WHAT NEEDS TO BE DONE » Below are records to transcribe exactly, without their pictures.

---------- SUPPLIED RECORDS ----------

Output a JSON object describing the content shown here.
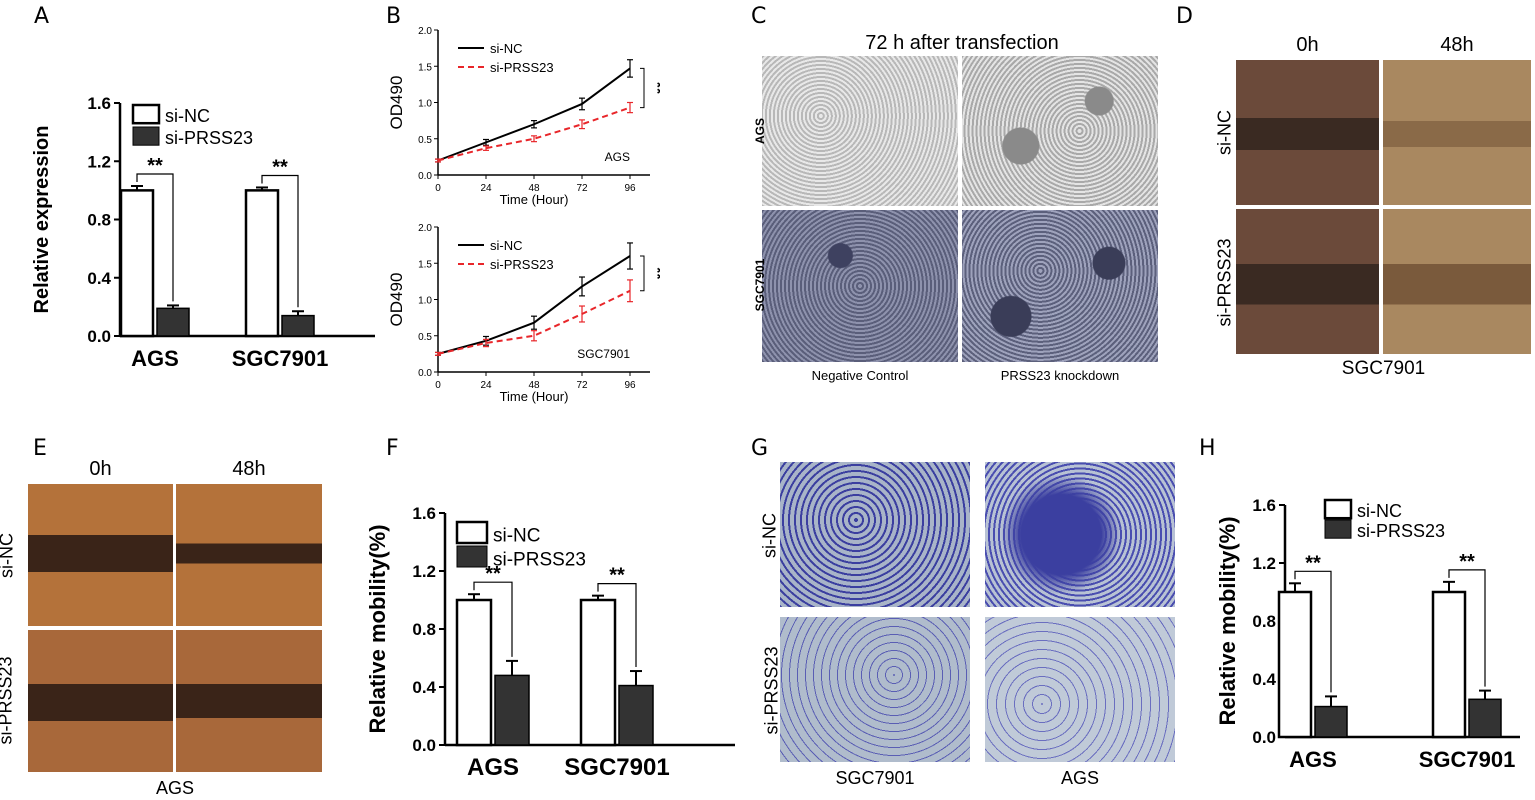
{
  "panel_labels": {
    "A": "A",
    "B": "B",
    "C": "C",
    "D": "D",
    "E": "E",
    "F": "F",
    "G": "G",
    "H": "H"
  },
  "chart_data": [
    {
      "id": "A",
      "type": "bar",
      "categories": [
        "AGS",
        "SGC7901"
      ],
      "series": [
        {
          "name": "si-NC",
          "values": [
            1.0,
            1.0
          ],
          "errors": [
            0.03,
            0.02
          ]
        },
        {
          "name": "si-PRSS23",
          "values": [
            0.19,
            0.14
          ],
          "errors": [
            0.02,
            0.03
          ]
        }
      ],
      "ylabel": "Relative expression",
      "ylim": [
        0,
        1.6
      ],
      "yticks": [
        "0.0",
        "0.4",
        "0.8",
        "1.2",
        "1.6"
      ],
      "significance": [
        "**",
        "**"
      ],
      "legend": "top-left"
    },
    {
      "id": "B1",
      "type": "line",
      "x": [
        0,
        24,
        48,
        72,
        96
      ],
      "series": [
        {
          "name": "si-NC",
          "values": [
            0.2,
            0.45,
            0.7,
            0.98,
            1.47
          ],
          "errors": [
            0.02,
            0.04,
            0.05,
            0.08,
            0.12
          ]
        },
        {
          "name": "si-PRSS23",
          "values": [
            0.2,
            0.37,
            0.5,
            0.7,
            0.93
          ],
          "errors": [
            0.02,
            0.03,
            0.04,
            0.06,
            0.07
          ]
        }
      ],
      "xlabel": "Time (Hour)",
      "ylabel": "OD490",
      "ylim": [
        0,
        2.0
      ],
      "yticks": [
        "0.0",
        "0.5",
        "1.0",
        "1.5",
        "2.0"
      ],
      "xticks": [
        "0",
        "24",
        "48",
        "72",
        "96"
      ],
      "annotation": "AGS",
      "significance": "**"
    },
    {
      "id": "B2",
      "type": "line",
      "x": [
        0,
        24,
        48,
        72,
        96
      ],
      "series": [
        {
          "name": "si-NC",
          "values": [
            0.25,
            0.43,
            0.68,
            1.18,
            1.6
          ],
          "errors": [
            0.02,
            0.06,
            0.09,
            0.13,
            0.18
          ]
        },
        {
          "name": "si-PRSS23",
          "values": [
            0.25,
            0.4,
            0.5,
            0.8,
            1.12
          ],
          "errors": [
            0.02,
            0.05,
            0.07,
            0.11,
            0.15
          ]
        }
      ],
      "xlabel": "Time (Hour)",
      "ylabel": "OD490",
      "ylim": [
        0,
        2.0
      ],
      "yticks": [
        "0.0",
        "0.5",
        "1.0",
        "1.5",
        "2.0"
      ],
      "xticks": [
        "0",
        "24",
        "48",
        "72",
        "96"
      ],
      "annotation": "SGC7901",
      "significance": "**"
    },
    {
      "id": "F",
      "type": "bar",
      "categories": [
        "AGS",
        "SGC7901"
      ],
      "series": [
        {
          "name": "si-NC",
          "values": [
            1.0,
            1.0
          ],
          "errors": [
            0.04,
            0.03
          ]
        },
        {
          "name": "si-PRSS23",
          "values": [
            0.48,
            0.41
          ],
          "errors": [
            0.1,
            0.1
          ]
        }
      ],
      "ylabel": "Relative mobility(%)",
      "ylim": [
        0,
        1.6
      ],
      "yticks": [
        "0.0",
        "0.4",
        "0.8",
        "1.2",
        "1.6"
      ],
      "significance": [
        "**",
        "**"
      ],
      "legend": "top-left"
    },
    {
      "id": "H",
      "type": "bar",
      "categories": [
        "AGS",
        "SGC7901"
      ],
      "series": [
        {
          "name": "si-NC",
          "values": [
            1.0,
            1.0
          ],
          "errors": [
            0.06,
            0.07
          ]
        },
        {
          "name": "si-PRSS23",
          "values": [
            0.21,
            0.26
          ],
          "errors": [
            0.07,
            0.06
          ]
        }
      ],
      "ylabel": "Relative mobility(%)",
      "ylim": [
        0,
        1.6
      ],
      "yticks": [
        "0.0",
        "0.4",
        "0.8",
        "1.2",
        "1.6"
      ],
      "significance": [
        "**",
        "**"
      ],
      "legend": "top-left"
    }
  ],
  "panelC": {
    "title": "72 h after transfection",
    "rows": [
      "AGS",
      "SGC7901"
    ],
    "cols": [
      "Negative Control",
      "PRSS23 knockdown"
    ]
  },
  "panelD": {
    "cols": [
      "0h",
      "48h"
    ],
    "rows": [
      "si-NC",
      "si-PRSS23"
    ],
    "caption": "SGC7901"
  },
  "panelE": {
    "cols": [
      "0h",
      "48h"
    ],
    "rows": [
      "si-NC",
      "si-PRSS23"
    ],
    "caption": "AGS"
  },
  "panelG": {
    "rows": [
      "si-NC",
      "si-PRSS23"
    ],
    "cols": [
      "SGC7901",
      "AGS"
    ]
  },
  "colors": {
    "nc_line": "#000000",
    "kd_line": "#e8262a",
    "kd_bar": "#333333",
    "scratch_D": "#6b4a3a",
    "scratch_E": "#b4723a",
    "transwell": "#3b3fa0",
    "phase_AGS": "#cfcfcf",
    "phase_SGC": "#5e6178"
  }
}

----------

COMPLETE OUTPUT »
Output a JSON object describing the content shown here.
{
  "panel_labels": {
    "A": "A",
    "B": "B",
    "C": "C",
    "D": "D",
    "E": "E",
    "F": "F",
    "G": "G",
    "H": "H"
  },
  "chart_data": [
    {
      "id": "A",
      "type": "bar",
      "categories": [
        "AGS",
        "SGC7901"
      ],
      "series": [
        {
          "name": "si-NC",
          "values": [
            1.0,
            1.0
          ],
          "errors": [
            0.03,
            0.02
          ]
        },
        {
          "name": "si-PRSS23",
          "values": [
            0.19,
            0.14
          ],
          "errors": [
            0.02,
            0.03
          ]
        }
      ],
      "ylabel": "Relative expression",
      "ylim": [
        0,
        1.6
      ],
      "yticks": [
        "0.0",
        "0.4",
        "0.8",
        "1.2",
        "1.6"
      ],
      "significance": [
        "**",
        "**"
      ],
      "legend": "top-left"
    },
    {
      "id": "B1",
      "type": "line",
      "x": [
        0,
        24,
        48,
        72,
        96
      ],
      "series": [
        {
          "name": "si-NC",
          "values": [
            0.2,
            0.45,
            0.7,
            0.98,
            1.47
          ],
          "errors": [
            0.02,
            0.04,
            0.05,
            0.08,
            0.12
          ]
        },
        {
          "name": "si-PRSS23",
          "values": [
            0.2,
            0.37,
            0.5,
            0.7,
            0.93
          ],
          "errors": [
            0.02,
            0.03,
            0.04,
            0.06,
            0.07
          ]
        }
      ],
      "xlabel": "Time (Hour)",
      "ylabel": "OD490",
      "ylim": [
        0,
        2.0
      ],
      "yticks": [
        "0.0",
        "0.5",
        "1.0",
        "1.5",
        "2.0"
      ],
      "xticks": [
        "0",
        "24",
        "48",
        "72",
        "96"
      ],
      "annotation": "AGS",
      "significance": "**"
    },
    {
      "id": "B2",
      "type": "line",
      "x": [
        0,
        24,
        48,
        72,
        96
      ],
      "series": [
        {
          "name": "si-NC",
          "values": [
            0.25,
            0.43,
            0.68,
            1.18,
            1.6
          ],
          "errors": [
            0.02,
            0.06,
            0.09,
            0.13,
            0.18
          ]
        },
        {
          "name": "si-PRSS23",
          "values": [
            0.25,
            0.4,
            0.5,
            0.8,
            1.12
          ],
          "errors": [
            0.02,
            0.05,
            0.07,
            0.11,
            0.15
          ]
        }
      ],
      "xlabel": "Time (Hour)",
      "ylabel": "OD490",
      "ylim": [
        0,
        2.0
      ],
      "yticks": [
        "0.0",
        "0.5",
        "1.0",
        "1.5",
        "2.0"
      ],
      "xticks": [
        "0",
        "24",
        "48",
        "72",
        "96"
      ],
      "annotation": "SGC7901",
      "significance": "**"
    },
    {
      "id": "F",
      "type": "bar",
      "categories": [
        "AGS",
        "SGC7901"
      ],
      "series": [
        {
          "name": "si-NC",
          "values": [
            1.0,
            1.0
          ],
          "errors": [
            0.04,
            0.03
          ]
        },
        {
          "name": "si-PRSS23",
          "values": [
            0.48,
            0.41
          ],
          "errors": [
            0.1,
            0.1
          ]
        }
      ],
      "ylabel": "Relative mobility(%)",
      "ylim": [
        0,
        1.6
      ],
      "yticks": [
        "0.0",
        "0.4",
        "0.8",
        "1.2",
        "1.6"
      ],
      "significance": [
        "**",
        "**"
      ],
      "legend": "top-left"
    },
    {
      "id": "H",
      "type": "bar",
      "categories": [
        "AGS",
        "SGC7901"
      ],
      "series": [
        {
          "name": "si-NC",
          "values": [
            1.0,
            1.0
          ],
          "errors": [
            0.06,
            0.07
          ]
        },
        {
          "name": "si-PRSS23",
          "values": [
            0.21,
            0.26
          ],
          "errors": [
            0.07,
            0.06
          ]
        }
      ],
      "ylabel": "Relative mobility(%)",
      "ylim": [
        0,
        1.6
      ],
      "yticks": [
        "0.0",
        "0.4",
        "0.8",
        "1.2",
        "1.6"
      ],
      "significance": [
        "**",
        "**"
      ],
      "legend": "top-left"
    }
  ],
  "panelC": {
    "title": "72 h after transfection",
    "rows": [
      "AGS",
      "SGC7901"
    ],
    "cols": [
      "Negative Control",
      "PRSS23 knockdown"
    ]
  },
  "panelD": {
    "cols": [
      "0h",
      "48h"
    ],
    "rows": [
      "si-NC",
      "si-PRSS23"
    ],
    "caption": "SGC7901"
  },
  "panelE": {
    "cols": [
      "0h",
      "48h"
    ],
    "rows": [
      "si-NC",
      "si-PRSS23"
    ],
    "caption": "AGS"
  },
  "panelG": {
    "rows": [
      "si-NC",
      "si-PRSS23"
    ],
    "cols": [
      "SGC7901",
      "AGS"
    ]
  },
  "colors": {
    "nc_line": "#000000",
    "kd_line": "#e8262a",
    "kd_bar": "#333333",
    "scratch_D": "#6b4a3a",
    "scratch_E": "#b4723a",
    "transwell": "#3b3fa0",
    "phase_AGS": "#cfcfcf",
    "phase_SGC": "#5e6178"
  }
}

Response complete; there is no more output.